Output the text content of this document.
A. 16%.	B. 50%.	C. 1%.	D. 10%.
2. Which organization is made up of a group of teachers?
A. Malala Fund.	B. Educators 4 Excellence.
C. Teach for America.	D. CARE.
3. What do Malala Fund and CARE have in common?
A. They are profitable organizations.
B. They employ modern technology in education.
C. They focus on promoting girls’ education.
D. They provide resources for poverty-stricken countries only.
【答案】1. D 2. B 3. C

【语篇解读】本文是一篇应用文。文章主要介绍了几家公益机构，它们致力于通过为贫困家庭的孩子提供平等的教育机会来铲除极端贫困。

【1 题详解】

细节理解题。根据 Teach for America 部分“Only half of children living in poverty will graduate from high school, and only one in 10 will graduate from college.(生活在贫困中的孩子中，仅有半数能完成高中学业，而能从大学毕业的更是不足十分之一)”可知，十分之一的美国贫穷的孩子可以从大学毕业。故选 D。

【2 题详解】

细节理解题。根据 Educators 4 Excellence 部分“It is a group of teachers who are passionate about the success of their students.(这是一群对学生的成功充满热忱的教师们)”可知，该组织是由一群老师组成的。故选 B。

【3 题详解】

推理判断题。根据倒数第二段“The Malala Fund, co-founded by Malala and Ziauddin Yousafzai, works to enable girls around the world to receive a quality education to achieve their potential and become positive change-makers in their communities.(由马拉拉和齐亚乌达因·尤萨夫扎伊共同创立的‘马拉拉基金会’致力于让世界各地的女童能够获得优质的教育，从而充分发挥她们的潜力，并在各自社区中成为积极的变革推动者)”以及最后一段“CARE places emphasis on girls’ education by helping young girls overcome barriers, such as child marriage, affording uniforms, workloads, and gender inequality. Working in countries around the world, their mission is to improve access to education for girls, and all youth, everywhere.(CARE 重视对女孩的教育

---

Check the data for the word "细节理解题" and pull out the lines that have it.

• SOLUTION TO THE PROBLEM
细节理解题。根据 Teach for America 部分“Only half of children living in poverty will graduate from high school, and only one in 10 will graduate from college.(生活在贫困中的孩子中，仅有半数能完成高中学业，而能从大学毕业的更是不足十分之一)”可知，十分之一的美国贫穷的孩子可以从大学毕业。故选 D。
细节理解题。根据 Educators 4 Excellence 部分“It is a group of teachers who are passionate about the success of their students.(这是一群对学生的成功充满热忱的教师们)”可知，该组织是由一群老师组成的。故选 B。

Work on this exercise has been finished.